Problem description
Pictures appear in the records below; write out everything else exactly.

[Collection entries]
* BEGIN *
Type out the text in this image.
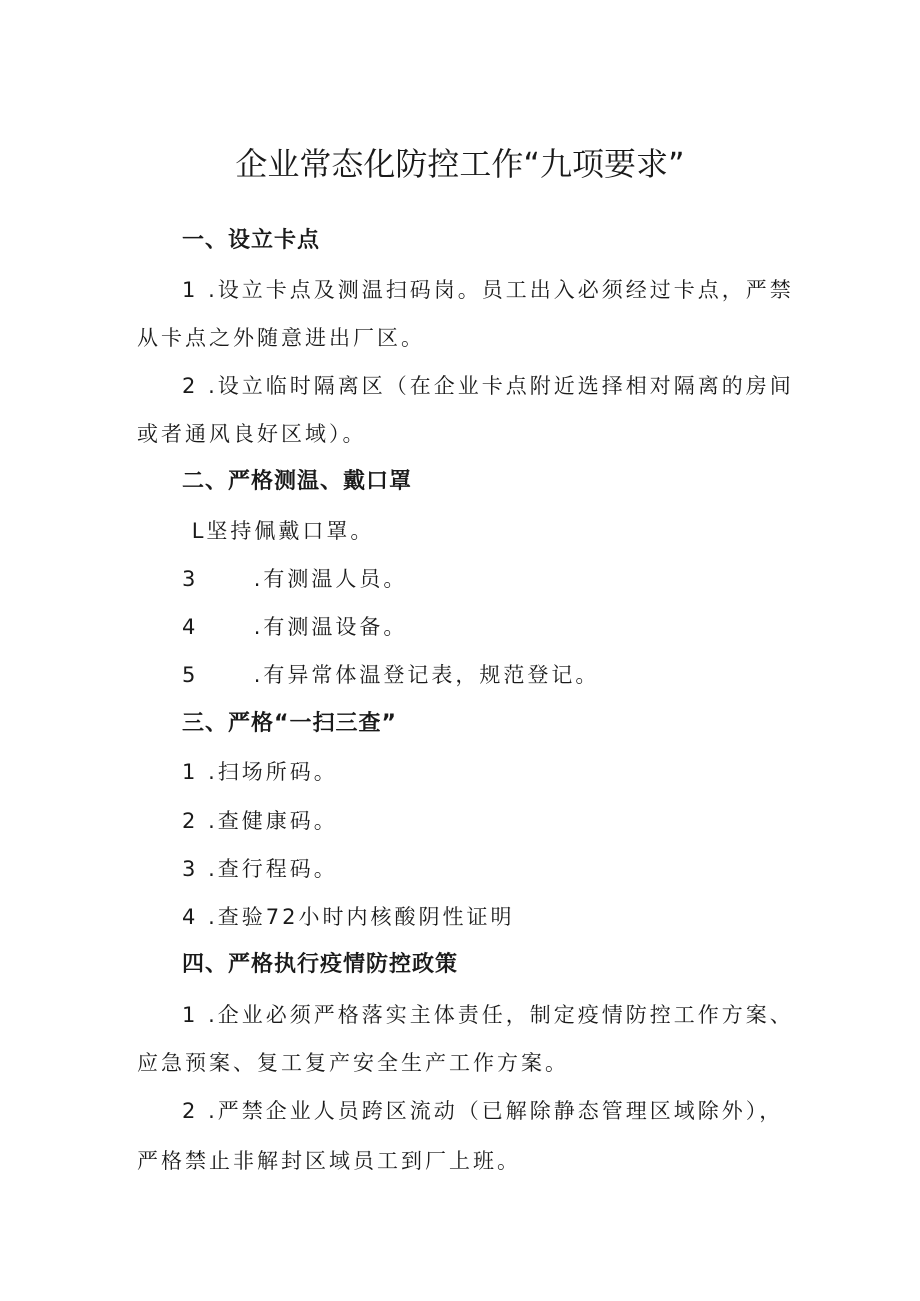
企业常态化防控工作“九项要求”
一、设立卡点
1 .设立卡点及测温扫码岗。员工出入必须经过卡点，严禁
从卡点之外随意进出厂区。
2 .设立临时隔离区（在企业卡点附近选择相对隔离的房间
或者通风良好区域）。
二、严格测温、戴口罩
L坚持佩戴口罩。
3	.有测温人员。
4	.有测温设备。
5	.有异常体温登记表，规范登记。
三、严格“一扫三查”
1 .扫场所码。
2 .查健康码。
3 .查行程码。
4 .查验72小时内核酸阴性证明
四、严格执行疫情防控政策
1 .企业必须严格落实主体责任，制定疫情防控工作方案、
应急预案、复工复产安全生产工作方案。
2 .严禁企业人员跨区流动（已解除静态管理区域除外），
严格禁止非解封区域员工到厂上班。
* END *
Task output
Type out the text in this image.
企业常态化防控工作“九项要求”
一、设立卡点
1 .设立卡点及测温扫码岗。员工出入必须经过卡点，严禁
从卡点之外随意进出厂区。
2 .设立临时隔离区（在企业卡点附近选择相对隔离的房间
或者通风良好区域）。
二、严格测温、戴口罩
L坚持佩戴口罩。
3	.有测温人员。
4	.有测温设备。
5	.有异常体温登记表，规范登记。
三、严格“一扫三查”
1 .扫场所码。
2 .查健康码。
3 .查行程码。
4 .查验72小时内核酸阴性证明
四、严格执行疫情防控政策
1 .企业必须严格落实主体责任，制定疫情防控工作方案、
应急预案、复工复产安全生产工作方案。
2 .严禁企业人员跨区流动（已解除静态管理区域除外），
严格禁止非解封区域员工到厂上班。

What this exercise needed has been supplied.